- WHAT THIS TASK INVOLVES: Print the listing below word for word, from its first line through the line that contains "Text: 134e: 134e bbox=[731, 438, 756, 447]", with both of those lines included.

━━ TASK MATERIAL ━━

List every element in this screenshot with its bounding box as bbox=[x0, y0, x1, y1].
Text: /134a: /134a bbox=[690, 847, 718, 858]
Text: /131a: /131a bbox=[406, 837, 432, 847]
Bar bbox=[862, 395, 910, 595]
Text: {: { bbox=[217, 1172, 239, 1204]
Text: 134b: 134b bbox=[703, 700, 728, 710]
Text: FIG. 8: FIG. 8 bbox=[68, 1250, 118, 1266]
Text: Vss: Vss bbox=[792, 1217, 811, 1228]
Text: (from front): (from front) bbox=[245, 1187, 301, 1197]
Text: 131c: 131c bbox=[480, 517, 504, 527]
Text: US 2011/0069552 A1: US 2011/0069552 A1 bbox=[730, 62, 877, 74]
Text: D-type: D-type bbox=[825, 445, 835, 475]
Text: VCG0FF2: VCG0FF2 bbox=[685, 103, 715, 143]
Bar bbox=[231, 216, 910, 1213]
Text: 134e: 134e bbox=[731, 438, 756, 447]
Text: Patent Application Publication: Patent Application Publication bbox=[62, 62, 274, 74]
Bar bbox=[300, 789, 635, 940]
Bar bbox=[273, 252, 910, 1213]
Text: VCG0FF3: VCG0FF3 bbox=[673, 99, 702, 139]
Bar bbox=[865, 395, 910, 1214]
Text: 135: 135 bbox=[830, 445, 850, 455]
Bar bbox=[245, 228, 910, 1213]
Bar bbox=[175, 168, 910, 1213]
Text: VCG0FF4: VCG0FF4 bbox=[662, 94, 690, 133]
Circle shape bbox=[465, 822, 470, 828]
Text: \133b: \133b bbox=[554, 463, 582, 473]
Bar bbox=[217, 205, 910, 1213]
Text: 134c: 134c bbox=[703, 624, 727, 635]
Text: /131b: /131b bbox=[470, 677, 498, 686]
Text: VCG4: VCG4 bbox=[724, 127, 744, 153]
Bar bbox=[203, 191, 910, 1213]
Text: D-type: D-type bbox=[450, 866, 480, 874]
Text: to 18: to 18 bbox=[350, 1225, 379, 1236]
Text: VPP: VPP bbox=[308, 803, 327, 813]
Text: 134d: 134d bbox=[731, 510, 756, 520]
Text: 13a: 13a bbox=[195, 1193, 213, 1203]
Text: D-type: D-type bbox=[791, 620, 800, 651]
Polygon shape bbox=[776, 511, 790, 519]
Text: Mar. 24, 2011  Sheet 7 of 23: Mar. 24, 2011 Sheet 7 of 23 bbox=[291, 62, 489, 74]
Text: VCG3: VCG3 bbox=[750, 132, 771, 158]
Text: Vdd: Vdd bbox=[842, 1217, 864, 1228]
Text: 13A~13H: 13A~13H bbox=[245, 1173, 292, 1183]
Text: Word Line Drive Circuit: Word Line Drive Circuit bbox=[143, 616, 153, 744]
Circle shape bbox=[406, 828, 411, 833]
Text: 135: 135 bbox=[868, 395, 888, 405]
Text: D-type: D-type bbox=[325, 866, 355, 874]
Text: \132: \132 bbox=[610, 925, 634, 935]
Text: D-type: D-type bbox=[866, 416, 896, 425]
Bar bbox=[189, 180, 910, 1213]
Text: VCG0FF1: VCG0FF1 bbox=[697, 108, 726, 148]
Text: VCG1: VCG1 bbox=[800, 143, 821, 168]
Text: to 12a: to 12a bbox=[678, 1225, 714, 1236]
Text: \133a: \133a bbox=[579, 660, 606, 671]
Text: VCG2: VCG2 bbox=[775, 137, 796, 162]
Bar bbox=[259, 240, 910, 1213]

━━━

- THE REPLY:
List every element in this screenshot with its bounding box as bbox=[x0, y0, x1, y1].
Text: /134a: /134a bbox=[690, 847, 718, 858]
Text: /131a: /131a bbox=[406, 837, 432, 847]
Bar bbox=[862, 395, 910, 595]
Text: {: { bbox=[217, 1172, 239, 1204]
Text: 134b: 134b bbox=[703, 700, 728, 710]
Text: FIG. 8: FIG. 8 bbox=[68, 1250, 118, 1266]
Text: Vss: Vss bbox=[792, 1217, 811, 1228]
Text: (from front): (from front) bbox=[245, 1187, 301, 1197]
Text: 131c: 131c bbox=[480, 517, 504, 527]
Text: US 2011/0069552 A1: US 2011/0069552 A1 bbox=[730, 62, 877, 74]
Text: D-type: D-type bbox=[825, 445, 835, 475]
Text: VCG0FF2: VCG0FF2 bbox=[685, 103, 715, 143]
Bar bbox=[231, 216, 910, 1213]
Text: 134e: 134e bbox=[731, 438, 756, 447]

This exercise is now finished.